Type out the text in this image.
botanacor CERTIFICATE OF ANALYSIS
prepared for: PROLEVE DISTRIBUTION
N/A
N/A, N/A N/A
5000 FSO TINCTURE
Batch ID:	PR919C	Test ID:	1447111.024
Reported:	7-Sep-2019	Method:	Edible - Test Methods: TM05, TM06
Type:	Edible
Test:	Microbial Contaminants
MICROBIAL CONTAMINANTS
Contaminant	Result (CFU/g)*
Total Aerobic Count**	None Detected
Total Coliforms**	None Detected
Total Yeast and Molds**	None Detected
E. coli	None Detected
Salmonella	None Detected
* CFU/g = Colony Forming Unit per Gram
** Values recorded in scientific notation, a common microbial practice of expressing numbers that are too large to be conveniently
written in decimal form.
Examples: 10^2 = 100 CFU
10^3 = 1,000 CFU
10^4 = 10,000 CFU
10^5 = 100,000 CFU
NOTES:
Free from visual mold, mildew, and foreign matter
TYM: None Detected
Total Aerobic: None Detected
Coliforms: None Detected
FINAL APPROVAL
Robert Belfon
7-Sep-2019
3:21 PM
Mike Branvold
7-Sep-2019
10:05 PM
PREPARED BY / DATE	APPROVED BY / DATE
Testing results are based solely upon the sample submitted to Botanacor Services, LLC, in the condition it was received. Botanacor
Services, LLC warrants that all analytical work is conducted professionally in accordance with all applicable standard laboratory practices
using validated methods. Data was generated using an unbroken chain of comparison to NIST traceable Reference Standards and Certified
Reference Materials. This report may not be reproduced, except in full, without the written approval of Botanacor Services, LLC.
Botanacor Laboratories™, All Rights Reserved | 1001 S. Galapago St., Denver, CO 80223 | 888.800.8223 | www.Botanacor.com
========================
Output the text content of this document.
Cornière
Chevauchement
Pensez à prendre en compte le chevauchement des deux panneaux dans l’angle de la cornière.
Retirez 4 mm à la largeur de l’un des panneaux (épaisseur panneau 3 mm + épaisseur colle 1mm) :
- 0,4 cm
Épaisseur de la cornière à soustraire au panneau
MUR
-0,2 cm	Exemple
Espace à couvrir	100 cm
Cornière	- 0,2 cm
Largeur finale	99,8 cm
========================
Written instruction ▸ Pick out, from the lines above, every one that contains the string "Coliforms".

Written solution ▸
Total Coliforms**	None Detected
Coliforms: None Detected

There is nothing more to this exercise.